Dataset entries:
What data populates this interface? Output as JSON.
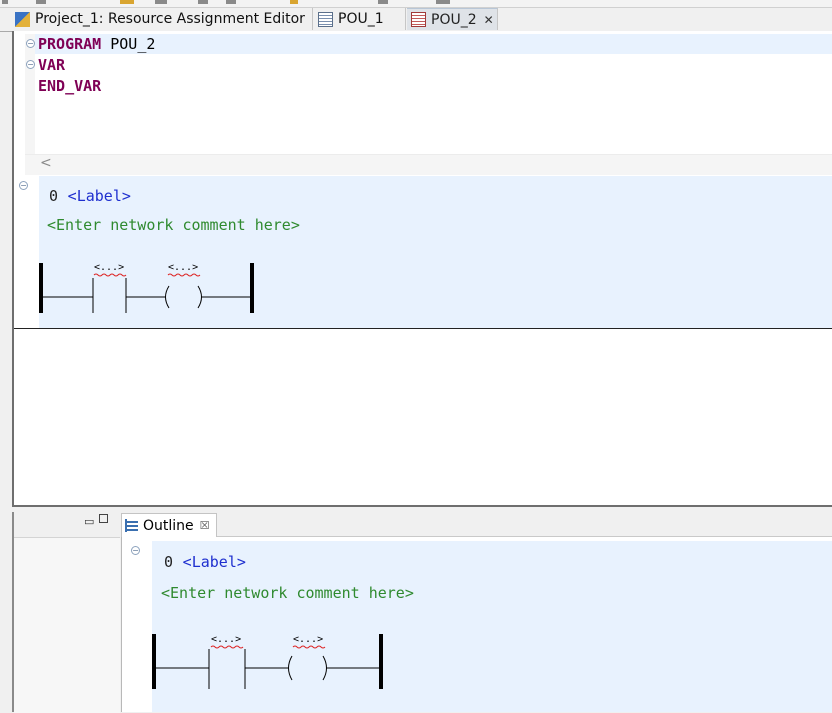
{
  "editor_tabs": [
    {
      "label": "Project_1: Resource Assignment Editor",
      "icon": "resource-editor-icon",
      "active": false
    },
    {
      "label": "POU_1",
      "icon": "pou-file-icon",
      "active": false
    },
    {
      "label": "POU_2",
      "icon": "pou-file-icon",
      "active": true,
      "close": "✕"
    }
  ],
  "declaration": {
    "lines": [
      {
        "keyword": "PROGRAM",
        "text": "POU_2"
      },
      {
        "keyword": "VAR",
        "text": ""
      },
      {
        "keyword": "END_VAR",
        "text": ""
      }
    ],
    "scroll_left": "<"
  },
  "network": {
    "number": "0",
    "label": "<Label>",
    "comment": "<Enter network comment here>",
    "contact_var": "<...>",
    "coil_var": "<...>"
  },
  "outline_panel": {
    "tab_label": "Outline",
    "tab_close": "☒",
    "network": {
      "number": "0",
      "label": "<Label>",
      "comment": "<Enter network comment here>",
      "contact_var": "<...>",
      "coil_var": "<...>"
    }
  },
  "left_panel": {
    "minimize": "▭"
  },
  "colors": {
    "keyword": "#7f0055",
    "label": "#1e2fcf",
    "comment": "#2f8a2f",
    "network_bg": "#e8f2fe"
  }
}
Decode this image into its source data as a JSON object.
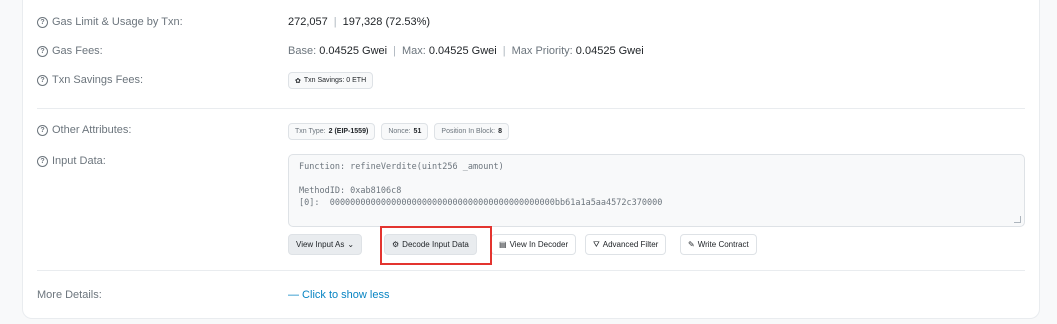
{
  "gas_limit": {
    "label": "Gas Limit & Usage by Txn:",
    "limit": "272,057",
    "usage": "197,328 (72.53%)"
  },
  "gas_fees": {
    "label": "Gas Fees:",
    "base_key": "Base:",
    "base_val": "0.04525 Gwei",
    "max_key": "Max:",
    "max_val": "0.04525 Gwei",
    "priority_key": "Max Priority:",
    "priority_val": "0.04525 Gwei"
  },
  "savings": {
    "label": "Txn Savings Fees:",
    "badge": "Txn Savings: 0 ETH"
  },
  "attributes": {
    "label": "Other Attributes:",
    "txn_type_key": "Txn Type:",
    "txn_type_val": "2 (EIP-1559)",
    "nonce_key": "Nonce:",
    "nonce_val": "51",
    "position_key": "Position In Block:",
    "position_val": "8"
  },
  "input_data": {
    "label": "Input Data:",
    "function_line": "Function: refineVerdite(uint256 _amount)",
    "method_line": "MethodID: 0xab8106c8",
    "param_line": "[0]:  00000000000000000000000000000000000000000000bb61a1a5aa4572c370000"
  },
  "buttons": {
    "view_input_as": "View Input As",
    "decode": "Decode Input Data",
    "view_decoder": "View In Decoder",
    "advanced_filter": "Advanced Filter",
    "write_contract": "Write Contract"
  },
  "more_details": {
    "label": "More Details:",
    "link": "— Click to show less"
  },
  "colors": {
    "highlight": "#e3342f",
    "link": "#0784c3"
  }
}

Aim: Retype each record exactly as it stands, but do not include the pictures.

The output:
What data populates this interface? Output as JSON.
{
  "editor_tabs": [
    {
      "label": "Project_1: Resource Assignment Editor",
      "icon": "resource-editor-icon",
      "active": false
    },
    {
      "label": "POU_1",
      "icon": "pou-file-icon",
      "active": false
    },
    {
      "label": "POU_2",
      "icon": "pou-file-icon",
      "active": true,
      "close": "✕"
    }
  ],
  "declaration": {
    "lines": [
      {
        "keyword": "PROGRAM",
        "text": "POU_2"
      },
      {
        "keyword": "VAR",
        "text": ""
      },
      {
        "keyword": "END_VAR",
        "text": ""
      }
    ],
    "scroll_left": "<"
  },
  "network": {
    "number": "0",
    "label": "<Label>",
    "comment": "<Enter network comment here>",
    "contact_var": "<...>",
    "coil_var": "<...>"
  },
  "outline_panel": {
    "tab_label": "Outline",
    "tab_close": "☒",
    "network": {
      "number": "0",
      "label": "<Label>",
      "comment": "<Enter network comment here>",
      "contact_var": "<...>",
      "coil_var": "<...>"
    }
  },
  "left_panel": {
    "minimize": "▭"
  },
  "colors": {
    "keyword": "#7f0055",
    "label": "#1e2fcf",
    "comment": "#2f8a2f",
    "network_bg": "#e8f2fe"
  }
}
Decode this image into its source data as a JSON object.
{
  "gas_limit": {
    "label": "Gas Limit & Usage by Txn:",
    "limit": "272,057",
    "usage": "197,328 (72.53%)"
  },
  "gas_fees": {
    "label": "Gas Fees:",
    "base_key": "Base:",
    "base_val": "0.04525 Gwei",
    "max_key": "Max:",
    "max_val": "0.04525 Gwei",
    "priority_key": "Max Priority:",
    "priority_val": "0.04525 Gwei"
  },
  "savings": {
    "label": "Txn Savings Fees:",
    "badge": "Txn Savings: 0 ETH"
  },
  "attributes": {
    "label": "Other Attributes:",
    "txn_type_key": "Txn Type:",
    "txn_type_val": "2 (EIP-1559)",
    "nonce_key": "Nonce:",
    "nonce_val": "51",
    "position_key": "Position In Block:",
    "position_val": "8"
  },
  "input_data": {
    "label": "Input Data:",
    "function_line": "Function: refineVerdite(uint256 _amount)",
    "method_line": "MethodID: 0xab8106c8",
    "param_line": "[0]:  00000000000000000000000000000000000000000000bb61a1a5aa4572c370000"
  },
  "buttons": {
    "view_input_as": "View Input As",
    "decode": "Decode Input Data",
    "view_decoder": "View In Decoder",
    "advanced_filter": "Advanced Filter",
    "write_contract": "Write Contract"
  },
  "more_details": {
    "label": "More Details:",
    "link": "— Click to show less"
  },
  "colors": {
    "highlight": "#e3342f",
    "link": "#0784c3"
  }
}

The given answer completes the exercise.